* [SOLICITAÇÃO]: Devolva todas as linhas do material sem nenhuma alteração, deixando as imagens de fora.
:: MATERIAL DA TAREFA
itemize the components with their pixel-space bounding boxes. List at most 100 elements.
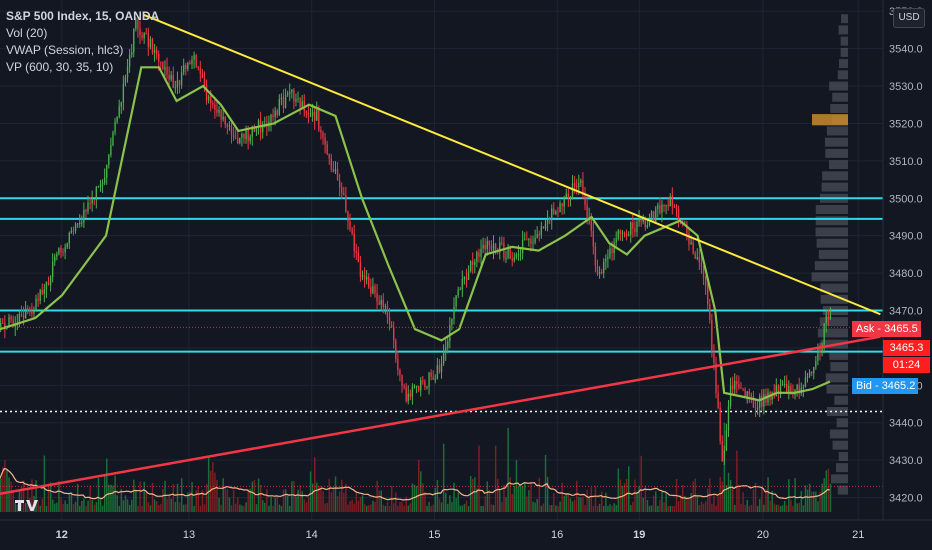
volume-profile-bar — [829, 429, 848, 439]
volume-bar — [309, 471, 312, 512]
candle-body — [675, 207, 678, 210]
volume-bar — [573, 499, 576, 512]
candle-body — [736, 381, 738, 385]
volume-bar — [122, 500, 125, 512]
volume-bar — [343, 492, 345, 512]
candle-body — [630, 222, 632, 235]
volume-bar — [817, 501, 819, 512]
candle-body — [43, 289, 46, 294]
volume-bar — [449, 495, 451, 512]
tradingview-logo-icon[interactable] — [14, 498, 40, 512]
volume-bar — [89, 485, 91, 512]
price-axis-label: 3520.0 — [889, 118, 923, 130]
volume-bar — [170, 498, 172, 512]
candle-body — [750, 394, 753, 397]
volume-bar — [440, 502, 443, 512]
candle-body — [536, 234, 538, 238]
time-axis[interactable] — [0, 520, 932, 550]
candle-body — [761, 396, 763, 407]
volume-bar — [445, 492, 447, 512]
volume-bar — [311, 483, 314, 512]
volume-bar — [332, 488, 335, 512]
candle-body — [351, 229, 353, 234]
candle-body — [12, 319, 14, 327]
legend-volume-profile-indicator[interactable]: VP (600, 30, 35, 10) — [6, 60, 114, 74]
volume-bar — [24, 502, 27, 512]
volume-bar — [97, 478, 100, 512]
resistance-trendline[interactable] — [143, 14, 881, 316]
legend-volume-indicator[interactable]: Vol (20) — [6, 26, 48, 40]
volume-bar — [432, 504, 434, 512]
candle-body — [605, 258, 607, 262]
volume-bar — [56, 502, 58, 512]
legend-vwap-indicator[interactable]: VWAP (Session, hlc3) — [6, 43, 124, 57]
candle-body — [748, 391, 750, 395]
candle-body — [110, 145, 112, 155]
legend-symbol-title[interactable]: S&P 500 Index, 15, OANDA — [6, 9, 160, 23]
candle-body — [245, 130, 247, 139]
candle-body — [569, 196, 572, 199]
volume-bar — [43, 455, 46, 512]
volume-bar — [266, 488, 268, 512]
volume-profile-bar — [838, 59, 848, 69]
volume-profile-bar — [818, 249, 848, 259]
volume-bar — [76, 483, 79, 512]
volume-bar — [802, 505, 805, 512]
candle-body — [141, 35, 143, 38]
volume-bar — [380, 490, 382, 512]
volume-bar — [413, 484, 416, 512]
volume-bar — [64, 500, 66, 512]
candle-body — [632, 222, 634, 229]
volume-bar — [270, 496, 272, 512]
volume-bar — [372, 500, 374, 512]
price-axis[interactable] — [883, 0, 932, 550]
volume-bar — [746, 499, 748, 512]
candle-body — [372, 286, 374, 294]
currency-button[interactable]: USD — [893, 8, 925, 28]
candle-body — [711, 319, 713, 352]
volume-bar — [815, 491, 817, 512]
time-axis-label: 20 — [757, 529, 769, 541]
volume-bar — [501, 501, 503, 512]
candle-body — [178, 80, 181, 85]
candle-body — [147, 33, 149, 48]
candle-body — [62, 252, 64, 254]
volume-profile-bar — [824, 137, 848, 147]
volume-profile-bar — [817, 328, 848, 338]
candle-body — [688, 233, 690, 245]
volume-bar — [457, 492, 459, 512]
candle-body — [299, 98, 301, 108]
candle-body — [189, 63, 191, 65]
volume-bar — [54, 503, 56, 512]
volume-bar — [430, 505, 432, 512]
volume-bar — [374, 501, 376, 512]
volume-bar — [106, 458, 108, 512]
volume-bar — [582, 496, 584, 512]
volume-bar — [592, 505, 595, 512]
volume-profile-bar — [825, 373, 848, 383]
candle-body — [503, 243, 505, 259]
support-trendline[interactable] — [0, 335, 881, 496]
volume-bar — [553, 493, 555, 512]
volume-bar — [178, 502, 181, 512]
candle-body — [353, 233, 355, 251]
volume-bar — [617, 468, 620, 512]
candle-body — [548, 219, 551, 221]
candle-body — [513, 257, 515, 261]
candle-body — [584, 194, 586, 205]
volume-bar — [644, 485, 647, 512]
candle-body — [341, 187, 343, 194]
candle-body — [815, 360, 817, 368]
volume-bar — [257, 478, 260, 512]
candle-body — [519, 253, 522, 255]
candle-body — [515, 254, 518, 258]
price-axis-label: 3470.0 — [889, 306, 923, 318]
candle-body — [382, 300, 384, 307]
candle-body — [501, 242, 503, 244]
volume-bar — [603, 505, 605, 512]
volume-bar — [696, 496, 699, 512]
volume-bar — [586, 489, 588, 512]
candle-body — [790, 386, 792, 394]
volume-bar — [124, 495, 127, 512]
::::
* [RESULTADO]:
itemize the components with their pixel-space bounding boxes. List at most 100 elements.
volume-profile-bar — [829, 429, 848, 439]
volume-bar — [309, 471, 312, 512]
candle-body — [675, 207, 678, 210]
volume-bar — [573, 499, 576, 512]
candle-body — [736, 381, 738, 385]
volume-bar — [122, 500, 125, 512]
volume-bar — [343, 492, 345, 512]
candle-body — [630, 222, 632, 235]
volume-bar — [817, 501, 819, 512]
candle-body — [43, 289, 46, 294]
volume-bar — [449, 495, 451, 512]
tradingview-logo-icon[interactable] — [14, 498, 40, 512]
volume-bar — [89, 485, 91, 512]
price-axis-label: 3520.0 — [889, 118, 923, 130]
volume-bar — [170, 498, 172, 512]
candle-body — [750, 394, 753, 397]
volume-bar — [440, 502, 443, 512]
candle-body — [536, 234, 538, 238]
time-axis[interactable] — [0, 520, 932, 550]
candle-body — [761, 396, 763, 407]
volume-bar — [445, 492, 447, 512]
volume-bar — [311, 483, 314, 512]
volume-bar — [332, 488, 335, 512]
candle-body — [351, 229, 353, 234]
candle-body — [12, 319, 14, 327]
legend-volume-profile-indicator[interactable]: VP (600, 30, 35, 10) — [6, 60, 114, 74]
volume-bar — [24, 502, 27, 512]
volume-bar — [97, 478, 100, 512]
resistance-trendline[interactable] — [143, 14, 881, 316]
legend-volume-indicator[interactable]: Vol (20) — [6, 26, 48, 40]
volume-bar — [432, 504, 434, 512]
candle-body — [605, 258, 607, 262]
volume-bar — [56, 502, 58, 512]
legend-vwap-indicator[interactable]: VWAP (Session, hlc3) — [6, 43, 124, 57]
candle-body — [748, 391, 750, 395]
candle-body — [110, 145, 112, 155]
legend-symbol-title[interactable]: S&P 500 Index, 15, OANDA — [6, 9, 160, 23]
candle-body — [245, 130, 247, 139]
candle-body — [569, 196, 572, 199]
volume-bar — [43, 455, 46, 512]
volume-bar — [266, 488, 268, 512]
volume-profile-bar — [838, 59, 848, 69]
volume-profile-bar — [818, 249, 848, 259]
volume-bar — [76, 483, 79, 512]
volume-bar — [802, 505, 805, 512]
candle-body — [141, 35, 143, 38]
volume-bar — [380, 490, 382, 512]
volume-bar — [413, 484, 416, 512]
volume-bar — [64, 500, 66, 512]
candle-body — [632, 222, 634, 229]
volume-bar — [270, 496, 272, 512]
volume-bar — [372, 500, 374, 512]
price-axis[interactable] — [883, 0, 932, 550]
volume-bar — [746, 499, 748, 512]
candle-body — [372, 286, 374, 294]
currency-button[interactable]: USD — [893, 8, 925, 28]
candle-body — [711, 319, 713, 352]
volume-bar — [815, 491, 817, 512]
time-axis-label: 20 — [757, 529, 769, 541]
volume-bar — [501, 501, 503, 512]
candle-body — [178, 80, 181, 85]
candle-body — [147, 33, 149, 48]
candle-body — [62, 252, 64, 254]
volume-profile-bar — [824, 137, 848, 147]
volume-profile-bar — [817, 328, 848, 338]
candle-body — [688, 233, 690, 245]
volume-bar — [457, 492, 459, 512]
candle-body — [299, 98, 301, 108]
candle-body — [189, 63, 191, 65]
volume-bar — [54, 503, 56, 512]
volume-bar — [430, 505, 432, 512]
volume-bar — [374, 501, 376, 512]
volume-bar — [106, 458, 108, 512]
volume-bar — [582, 496, 584, 512]
volume-bar — [592, 505, 595, 512]
volume-profile-bar — [825, 373, 848, 383]
candle-body — [503, 243, 505, 259]
support-trendline[interactable] — [0, 335, 881, 496]
volume-bar — [553, 493, 555, 512]
volume-bar — [178, 502, 181, 512]
candle-body — [353, 233, 355, 251]
volume-bar — [617, 468, 620, 512]
candle-body — [548, 219, 551, 221]
candle-body — [513, 257, 515, 261]
candle-body — [584, 194, 586, 205]
volume-bar — [644, 485, 647, 512]
candle-body — [341, 187, 343, 194]
candle-body — [815, 360, 817, 368]
volume-bar — [257, 478, 260, 512]
candle-body — [519, 253, 522, 255]
candle-body — [515, 254, 518, 258]
price-axis-label: 3470.0 — [889, 306, 923, 318]
candle-body — [382, 300, 384, 307]
candle-body — [501, 242, 503, 244]
volume-bar — [603, 505, 605, 512]
volume-bar — [696, 496, 699, 512]
volume-bar — [586, 489, 588, 512]
candle-body — [790, 386, 792, 394]
volume-bar — [124, 495, 127, 512]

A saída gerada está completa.